GIVEN TASK: Wherever the string "xlabel" appears in a line, extract that line.

[A block of data]
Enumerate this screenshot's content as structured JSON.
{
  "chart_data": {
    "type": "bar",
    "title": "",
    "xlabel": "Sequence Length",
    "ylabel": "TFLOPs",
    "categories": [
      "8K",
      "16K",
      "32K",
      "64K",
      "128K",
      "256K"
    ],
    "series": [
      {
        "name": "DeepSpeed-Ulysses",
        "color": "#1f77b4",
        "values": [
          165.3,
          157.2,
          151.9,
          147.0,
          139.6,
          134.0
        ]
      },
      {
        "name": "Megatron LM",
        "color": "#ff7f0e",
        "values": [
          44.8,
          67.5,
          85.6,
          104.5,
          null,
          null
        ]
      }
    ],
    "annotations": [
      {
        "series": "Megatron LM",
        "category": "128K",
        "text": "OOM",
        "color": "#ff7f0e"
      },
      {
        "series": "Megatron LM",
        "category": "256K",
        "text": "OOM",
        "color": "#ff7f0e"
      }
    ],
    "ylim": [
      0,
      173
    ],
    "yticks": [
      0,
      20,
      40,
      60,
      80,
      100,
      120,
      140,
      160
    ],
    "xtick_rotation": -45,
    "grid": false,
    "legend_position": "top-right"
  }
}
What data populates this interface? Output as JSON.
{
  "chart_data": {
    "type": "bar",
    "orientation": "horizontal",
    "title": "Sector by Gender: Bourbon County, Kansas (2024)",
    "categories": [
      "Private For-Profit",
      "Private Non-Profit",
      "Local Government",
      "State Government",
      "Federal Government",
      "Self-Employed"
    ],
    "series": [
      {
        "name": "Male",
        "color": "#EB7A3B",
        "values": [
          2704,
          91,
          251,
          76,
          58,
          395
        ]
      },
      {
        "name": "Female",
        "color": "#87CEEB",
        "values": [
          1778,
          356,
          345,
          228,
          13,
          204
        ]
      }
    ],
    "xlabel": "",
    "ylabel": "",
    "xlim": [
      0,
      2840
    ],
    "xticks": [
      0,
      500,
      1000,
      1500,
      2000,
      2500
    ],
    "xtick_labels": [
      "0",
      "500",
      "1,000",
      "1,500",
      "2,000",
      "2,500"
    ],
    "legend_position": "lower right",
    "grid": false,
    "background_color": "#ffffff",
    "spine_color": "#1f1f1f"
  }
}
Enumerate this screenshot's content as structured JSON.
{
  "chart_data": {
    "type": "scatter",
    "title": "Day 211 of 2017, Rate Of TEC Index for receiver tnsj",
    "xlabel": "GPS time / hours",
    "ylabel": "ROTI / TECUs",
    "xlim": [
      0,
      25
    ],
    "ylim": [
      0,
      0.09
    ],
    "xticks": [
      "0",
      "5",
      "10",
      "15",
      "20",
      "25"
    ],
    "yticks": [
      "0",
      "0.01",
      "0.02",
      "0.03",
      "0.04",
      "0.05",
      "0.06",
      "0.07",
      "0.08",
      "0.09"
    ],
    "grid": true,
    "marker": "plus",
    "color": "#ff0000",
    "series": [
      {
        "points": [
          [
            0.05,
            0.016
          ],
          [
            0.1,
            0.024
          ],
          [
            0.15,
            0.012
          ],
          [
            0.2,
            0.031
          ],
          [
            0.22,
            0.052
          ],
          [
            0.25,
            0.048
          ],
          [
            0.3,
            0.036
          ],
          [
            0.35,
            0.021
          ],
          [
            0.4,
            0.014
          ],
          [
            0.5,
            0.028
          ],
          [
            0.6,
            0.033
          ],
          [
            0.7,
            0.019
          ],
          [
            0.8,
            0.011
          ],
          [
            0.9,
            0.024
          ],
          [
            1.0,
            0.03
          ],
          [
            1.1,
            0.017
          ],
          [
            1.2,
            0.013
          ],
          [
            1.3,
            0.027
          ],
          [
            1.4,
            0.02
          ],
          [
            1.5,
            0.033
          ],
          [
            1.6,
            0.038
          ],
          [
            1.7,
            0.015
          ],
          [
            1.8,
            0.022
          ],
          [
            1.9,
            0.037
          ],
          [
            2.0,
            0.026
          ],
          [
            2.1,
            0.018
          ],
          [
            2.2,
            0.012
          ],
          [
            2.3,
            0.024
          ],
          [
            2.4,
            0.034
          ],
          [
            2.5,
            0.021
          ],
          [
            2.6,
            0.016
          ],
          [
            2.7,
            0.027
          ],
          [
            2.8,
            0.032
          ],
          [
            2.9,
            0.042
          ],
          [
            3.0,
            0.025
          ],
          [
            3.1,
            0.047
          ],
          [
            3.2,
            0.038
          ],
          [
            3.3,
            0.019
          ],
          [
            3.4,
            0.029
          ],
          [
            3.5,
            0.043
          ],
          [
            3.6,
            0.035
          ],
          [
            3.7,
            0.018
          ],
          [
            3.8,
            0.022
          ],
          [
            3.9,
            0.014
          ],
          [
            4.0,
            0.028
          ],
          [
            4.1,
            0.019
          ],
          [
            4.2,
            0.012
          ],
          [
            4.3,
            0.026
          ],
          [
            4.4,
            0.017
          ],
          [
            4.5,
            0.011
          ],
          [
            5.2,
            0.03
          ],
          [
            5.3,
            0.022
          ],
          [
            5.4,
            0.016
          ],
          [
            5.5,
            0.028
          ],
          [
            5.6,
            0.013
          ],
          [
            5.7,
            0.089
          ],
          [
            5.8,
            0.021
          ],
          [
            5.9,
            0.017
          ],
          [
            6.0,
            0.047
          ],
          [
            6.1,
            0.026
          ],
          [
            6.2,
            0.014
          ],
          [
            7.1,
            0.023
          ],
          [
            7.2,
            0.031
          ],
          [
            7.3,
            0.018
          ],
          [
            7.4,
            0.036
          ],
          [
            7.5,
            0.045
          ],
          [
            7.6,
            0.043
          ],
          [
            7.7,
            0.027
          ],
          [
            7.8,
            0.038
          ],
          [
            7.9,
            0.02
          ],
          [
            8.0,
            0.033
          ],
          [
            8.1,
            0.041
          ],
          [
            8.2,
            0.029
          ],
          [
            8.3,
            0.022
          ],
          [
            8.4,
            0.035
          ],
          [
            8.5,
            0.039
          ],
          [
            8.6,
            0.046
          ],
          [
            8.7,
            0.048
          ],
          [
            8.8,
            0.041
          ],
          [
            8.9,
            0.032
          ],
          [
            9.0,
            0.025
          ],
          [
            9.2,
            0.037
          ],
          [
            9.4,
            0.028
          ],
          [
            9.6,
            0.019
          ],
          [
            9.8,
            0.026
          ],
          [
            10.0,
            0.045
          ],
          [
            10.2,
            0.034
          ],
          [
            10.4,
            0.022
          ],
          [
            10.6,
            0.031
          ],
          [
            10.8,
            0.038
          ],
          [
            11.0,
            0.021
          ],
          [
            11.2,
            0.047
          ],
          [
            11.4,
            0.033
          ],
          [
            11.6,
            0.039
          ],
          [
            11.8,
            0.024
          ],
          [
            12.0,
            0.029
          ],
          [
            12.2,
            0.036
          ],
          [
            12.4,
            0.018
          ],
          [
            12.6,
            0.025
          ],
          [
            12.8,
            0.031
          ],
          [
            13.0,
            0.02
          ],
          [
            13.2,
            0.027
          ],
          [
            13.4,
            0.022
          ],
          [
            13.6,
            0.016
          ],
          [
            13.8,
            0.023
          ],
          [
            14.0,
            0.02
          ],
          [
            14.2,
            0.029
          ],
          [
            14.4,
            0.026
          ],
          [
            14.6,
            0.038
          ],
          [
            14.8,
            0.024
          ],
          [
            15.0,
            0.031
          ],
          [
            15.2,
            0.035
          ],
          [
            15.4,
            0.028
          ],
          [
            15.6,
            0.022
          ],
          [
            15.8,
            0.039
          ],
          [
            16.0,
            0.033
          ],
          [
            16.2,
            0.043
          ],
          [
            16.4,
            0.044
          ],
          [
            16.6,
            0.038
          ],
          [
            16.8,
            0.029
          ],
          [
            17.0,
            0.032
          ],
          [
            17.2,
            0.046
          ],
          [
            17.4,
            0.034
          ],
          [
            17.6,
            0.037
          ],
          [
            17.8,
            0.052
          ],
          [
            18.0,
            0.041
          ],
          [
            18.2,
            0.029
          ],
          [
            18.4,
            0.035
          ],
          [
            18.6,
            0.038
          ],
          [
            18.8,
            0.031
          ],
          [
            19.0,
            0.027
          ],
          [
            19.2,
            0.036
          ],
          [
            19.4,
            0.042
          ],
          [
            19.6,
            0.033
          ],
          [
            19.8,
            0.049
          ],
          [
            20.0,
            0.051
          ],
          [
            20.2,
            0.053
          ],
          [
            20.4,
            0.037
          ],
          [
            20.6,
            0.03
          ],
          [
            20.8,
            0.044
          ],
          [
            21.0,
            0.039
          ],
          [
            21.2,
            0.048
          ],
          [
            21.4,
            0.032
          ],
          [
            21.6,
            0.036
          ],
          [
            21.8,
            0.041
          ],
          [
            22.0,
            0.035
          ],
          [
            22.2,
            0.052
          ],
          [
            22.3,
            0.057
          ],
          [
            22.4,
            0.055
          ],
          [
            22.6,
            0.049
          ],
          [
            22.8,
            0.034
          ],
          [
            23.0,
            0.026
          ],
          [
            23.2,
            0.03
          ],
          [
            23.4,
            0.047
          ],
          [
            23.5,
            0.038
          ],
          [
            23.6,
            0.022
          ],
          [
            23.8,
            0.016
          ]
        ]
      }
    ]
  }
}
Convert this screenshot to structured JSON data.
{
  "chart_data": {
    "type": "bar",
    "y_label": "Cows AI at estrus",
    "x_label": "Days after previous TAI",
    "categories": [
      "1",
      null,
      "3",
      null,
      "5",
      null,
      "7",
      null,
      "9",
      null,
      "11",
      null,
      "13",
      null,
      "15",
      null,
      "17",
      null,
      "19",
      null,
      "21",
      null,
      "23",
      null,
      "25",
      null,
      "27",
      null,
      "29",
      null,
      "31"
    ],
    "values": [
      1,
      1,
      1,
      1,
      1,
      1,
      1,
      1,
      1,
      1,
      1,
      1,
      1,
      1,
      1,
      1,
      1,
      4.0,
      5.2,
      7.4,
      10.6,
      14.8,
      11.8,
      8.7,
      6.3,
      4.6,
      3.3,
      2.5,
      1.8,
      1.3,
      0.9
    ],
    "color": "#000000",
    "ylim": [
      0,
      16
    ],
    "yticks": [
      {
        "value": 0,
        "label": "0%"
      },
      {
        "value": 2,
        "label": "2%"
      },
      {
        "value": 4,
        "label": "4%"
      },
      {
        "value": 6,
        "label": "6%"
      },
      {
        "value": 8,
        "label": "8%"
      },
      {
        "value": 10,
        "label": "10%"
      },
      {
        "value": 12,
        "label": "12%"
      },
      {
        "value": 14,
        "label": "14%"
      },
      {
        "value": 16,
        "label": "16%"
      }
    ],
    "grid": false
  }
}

TASK ANSWER:
    "xlabel": "Sequence Length",
    "xlabel": "",
    "xlabel": "GPS time / hours",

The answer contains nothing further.